• [PROBLEM STATEMENT]
Reproduce every entry below precisely. Pictures are excluded from the copy.

• [Excerpts from a figure dataset]
● ● ● ● ●

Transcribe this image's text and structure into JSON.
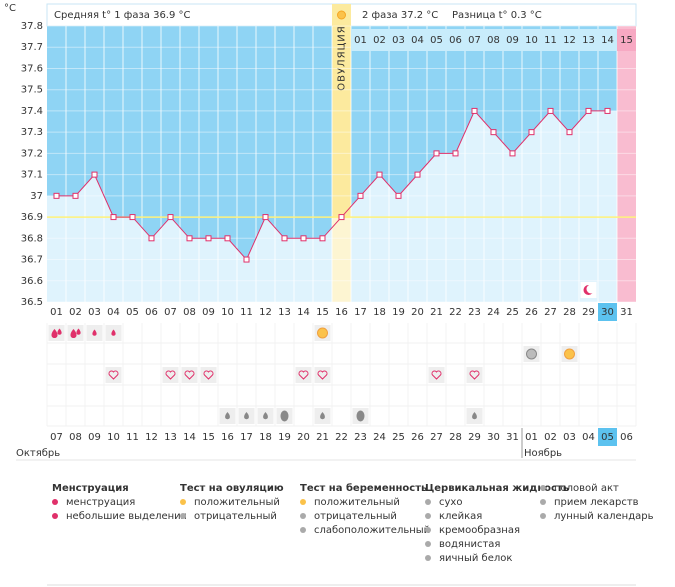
{
  "header": {
    "unit": "°C",
    "phase1": "Средняя t° 1 фаза 36.9 °C",
    "phase2": "2 фаза 37.2 °C",
    "diff": "Разница t° 0.3 °C",
    "ovulation": "ОВУЛЯЦИЯ"
  },
  "chart_data": {
    "type": "line",
    "categories": [
      "01",
      "02",
      "03",
      "04",
      "05",
      "06",
      "07",
      "08",
      "09",
      "10",
      "11",
      "12",
      "13",
      "14",
      "15",
      "16",
      "17",
      "18",
      "19",
      "20",
      "21",
      "22",
      "23",
      "24",
      "25",
      "26",
      "27",
      "28",
      "29",
      "30",
      "31"
    ],
    "values": [
      37,
      37,
      37.1,
      36.9,
      36.9,
      36.8,
      36.9,
      36.8,
      36.8,
      36.8,
      36.7,
      36.9,
      36.8,
      36.8,
      36.8,
      36.9,
      37,
      37.1,
      37,
      37.1,
      37.2,
      37.2,
      37.4,
      37.3,
      37.2,
      37.3,
      37.4,
      37.3,
      37.4,
      37.4,
      null
    ],
    "color": "#e0306a",
    "ylim": [
      36.5,
      37.8
    ],
    "yticks": [
      36.5,
      36.6,
      36.7,
      36.8,
      36.9,
      37,
      37.1,
      37.2,
      37.3,
      37.4,
      37.5,
      37.6,
      37.7,
      37.8
    ],
    "coverline": 36.9,
    "phase2_days": [
      "01",
      "02",
      "03",
      "04",
      "05",
      "06",
      "07",
      "08",
      "09",
      "10",
      "11",
      "12",
      "13",
      "14",
      "15"
    ],
    "dates": [
      "07",
      "08",
      "09",
      "10",
      "11",
      "12",
      "13",
      "14",
      "15",
      "16",
      "17",
      "18",
      "19",
      "20",
      "21",
      "22",
      "23",
      "24",
      "25",
      "26",
      "27",
      "28",
      "29",
      "30",
      "31",
      "01",
      "02",
      "03",
      "04",
      "05",
      "06"
    ],
    "months": [
      "Октябрь",
      "Ноябрь"
    ]
  },
  "legend": [
    {
      "title": "Менструация",
      "items": [
        "менструация",
        "небольшие выделения"
      ]
    },
    {
      "title": "Тест на овуляцию",
      "items": [
        "положительный",
        "отрицательный"
      ]
    },
    {
      "title": "Тест на беременность",
      "items": [
        "положительный",
        "отрицательный",
        "слабоположительный"
      ]
    },
    {
      "title": "Цервикальная жидкость",
      "items": [
        "сухо",
        "клейкая",
        "кремообразная",
        "водянистая",
        "яичный белок"
      ]
    },
    {
      "title": "",
      "items": [
        "половой акт",
        "прием лекарств",
        "лунный календарь"
      ]
    }
  ]
}
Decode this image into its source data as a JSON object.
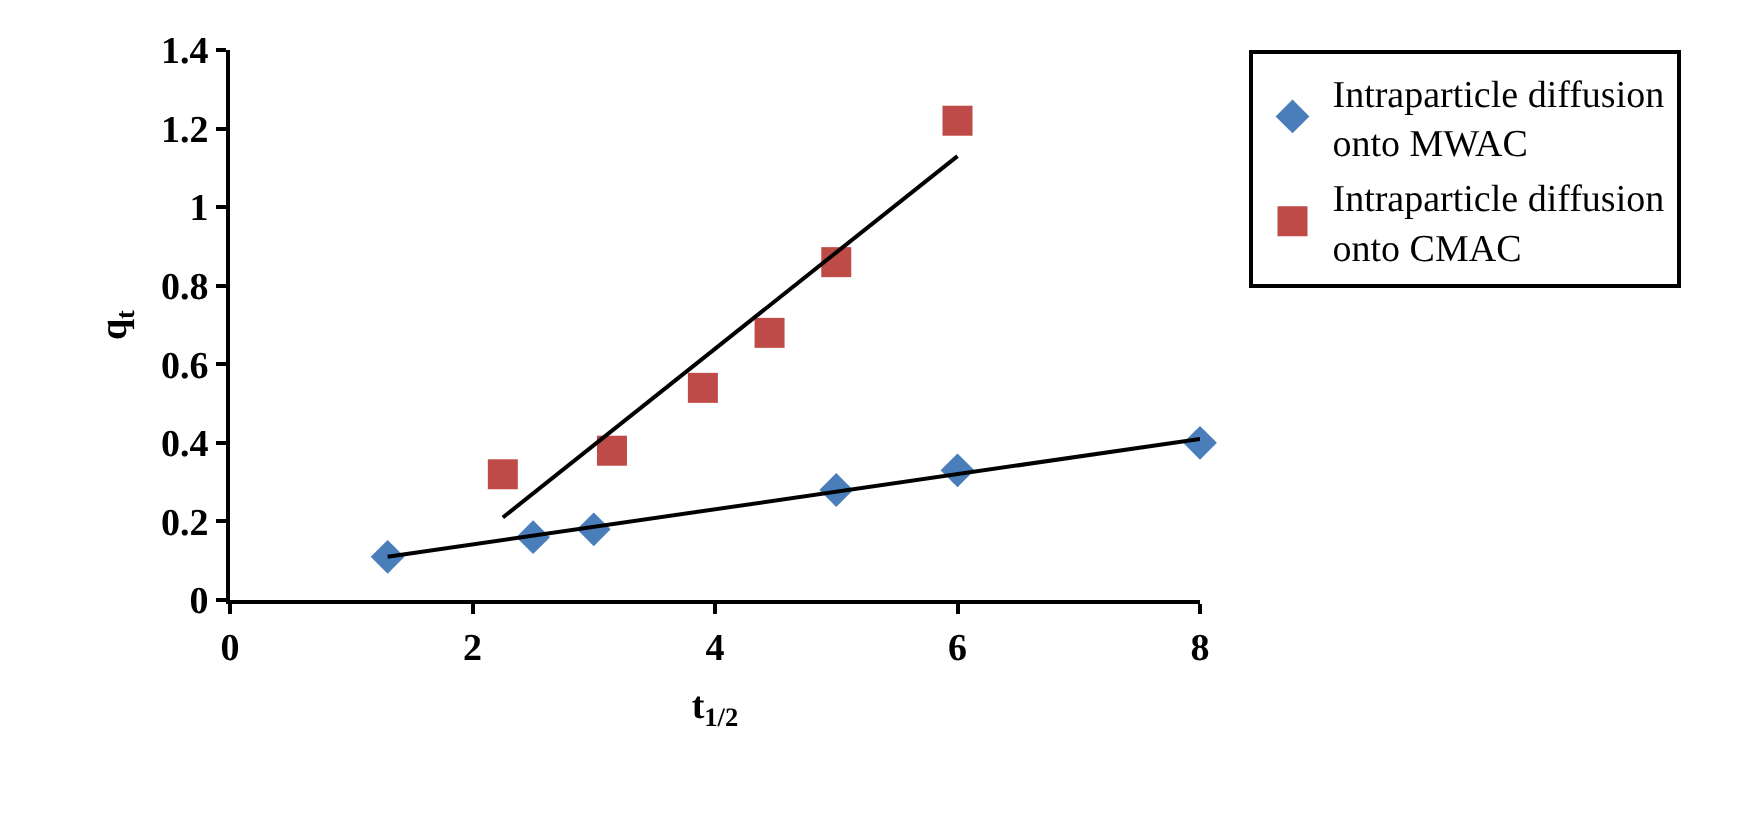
{
  "chart_data": {
    "type": "scatter",
    "xlabel": "t$_{1/2}$",
    "ylabel": "q$_{t}$",
    "xlim": [
      0,
      8
    ],
    "xticks": [
      0,
      2,
      4,
      6,
      8
    ],
    "ylim": [
      0,
      1.4
    ],
    "yticks": [
      0,
      0.2,
      0.4,
      0.6,
      0.8,
      1,
      1.2,
      1.4
    ],
    "legend": "right",
    "series": [
      {
        "name": "Intraparticle diffusion onto MWAC",
        "color": "#4a7ebb",
        "marker": "diamond",
        "x": [
          1.3,
          2.5,
          3,
          5,
          6,
          8
        ],
        "values": [
          0.11,
          0.16,
          0.18,
          0.28,
          0.33,
          0.4
        ]
      },
      {
        "name": "Intraparticle diffusion onto CMAC",
        "color": "#be4b48",
        "marker": "square",
        "x": [
          2.25,
          3.15,
          3.9,
          4.45,
          5,
          6
        ],
        "values": [
          0.32,
          0.38,
          0.54,
          0.68,
          0.86,
          1.22
        ]
      },
      {
        "type": "line",
        "color": "#000000",
        "marker": "none",
        "line_style": "solid",
        "x": [
          1.3,
          8
        ],
        "values": [
          0.11,
          0.41
        ]
      },
      {
        "type": "line",
        "color": "#000000",
        "marker": "none",
        "line_style": "solid",
        "x": [
          2.25,
          6
        ],
        "values": [
          0.21,
          1.13
        ]
      }
    ]
  }
}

● ● ● ● ●

• [SOLUTION BELOW]
Transcribe this image's text and structure into JSON.
{
  "header": {
    "unit": "°C",
    "phase1": "Средняя t° 1 фаза 36.9 °C",
    "phase2": "2 фаза 37.2 °C",
    "diff": "Разница t° 0.3 °C",
    "ovulation": "ОВУЛЯЦИЯ"
  },
  "chart_data": {
    "type": "line",
    "categories": [
      "01",
      "02",
      "03",
      "04",
      "05",
      "06",
      "07",
      "08",
      "09",
      "10",
      "11",
      "12",
      "13",
      "14",
      "15",
      "16",
      "17",
      "18",
      "19",
      "20",
      "21",
      "22",
      "23",
      "24",
      "25",
      "26",
      "27",
      "28",
      "29",
      "30",
      "31"
    ],
    "values": [
      37,
      37,
      37.1,
      36.9,
      36.9,
      36.8,
      36.9,
      36.8,
      36.8,
      36.8,
      36.7,
      36.9,
      36.8,
      36.8,
      36.8,
      36.9,
      37,
      37.1,
      37,
      37.1,
      37.2,
      37.2,
      37.4,
      37.3,
      37.2,
      37.3,
      37.4,
      37.3,
      37.4,
      37.4,
      null
    ],
    "color": "#e0306a",
    "ylim": [
      36.5,
      37.8
    ],
    "yticks": [
      36.5,
      36.6,
      36.7,
      36.8,
      36.9,
      37,
      37.1,
      37.2,
      37.3,
      37.4,
      37.5,
      37.6,
      37.7,
      37.8
    ],
    "coverline": 36.9,
    "phase2_days": [
      "01",
      "02",
      "03",
      "04",
      "05",
      "06",
      "07",
      "08",
      "09",
      "10",
      "11",
      "12",
      "13",
      "14",
      "15"
    ],
    "dates": [
      "07",
      "08",
      "09",
      "10",
      "11",
      "12",
      "13",
      "14",
      "15",
      "16",
      "17",
      "18",
      "19",
      "20",
      "21",
      "22",
      "23",
      "24",
      "25",
      "26",
      "27",
      "28",
      "29",
      "30",
      "31",
      "01",
      "02",
      "03",
      "04",
      "05",
      "06"
    ],
    "months": [
      "Октябрь",
      "Ноябрь"
    ]
  },
  "legend": [
    {
      "title": "Менструация",
      "items": [
        "менструация",
        "небольшие выделения"
      ]
    },
    {
      "title": "Тест на овуляцию",
      "items": [
        "положительный",
        "отрицательный"
      ]
    },
    {
      "title": "Тест на беременность",
      "items": [
        "положительный",
        "отрицательный",
        "слабоположительный"
      ]
    },
    {
      "title": "Цервикальная жидкость",
      "items": [
        "сухо",
        "клейкая",
        "кремообразная",
        "водянистая",
        "яичный белок"
      ]
    },
    {
      "title": "",
      "items": [
        "половой акт",
        "прием лекарств",
        "лунный календарь"
      ]
    }
  ]
}
Decode this image into its source data as a JSON object.
{
  "chart_data": {
    "type": "scatter",
    "xlabel": "t$_{1/2}$",
    "ylabel": "q$_{t}$",
    "xlim": [
      0,
      8
    ],
    "xticks": [
      0,
      2,
      4,
      6,
      8
    ],
    "ylim": [
      0,
      1.4
    ],
    "yticks": [
      0,
      0.2,
      0.4,
      0.6,
      0.8,
      1,
      1.2,
      1.4
    ],
    "legend": "right",
    "series": [
      {
        "name": "Intraparticle diffusion onto MWAC",
        "color": "#4a7ebb",
        "marker": "diamond",
        "x": [
          1.3,
          2.5,
          3,
          5,
          6,
          8
        ],
        "values": [
          0.11,
          0.16,
          0.18,
          0.28,
          0.33,
          0.4
        ]
      },
      {
        "name": "Intraparticle diffusion onto CMAC",
        "color": "#be4b48",
        "marker": "square",
        "x": [
          2.25,
          3.15,
          3.9,
          4.45,
          5,
          6
        ],
        "values": [
          0.32,
          0.38,
          0.54,
          0.68,
          0.86,
          1.22
        ]
      },
      {
        "type": "line",
        "color": "#000000",
        "marker": "none",
        "line_style": "solid",
        "x": [
          1.3,
          8
        ],
        "values": [
          0.11,
          0.41
        ]
      },
      {
        "type": "line",
        "color": "#000000",
        "marker": "none",
        "line_style": "solid",
        "x": [
          2.25,
          6
        ],
        "values": [
          0.21,
          1.13
        ]
      }
    ]
  }
}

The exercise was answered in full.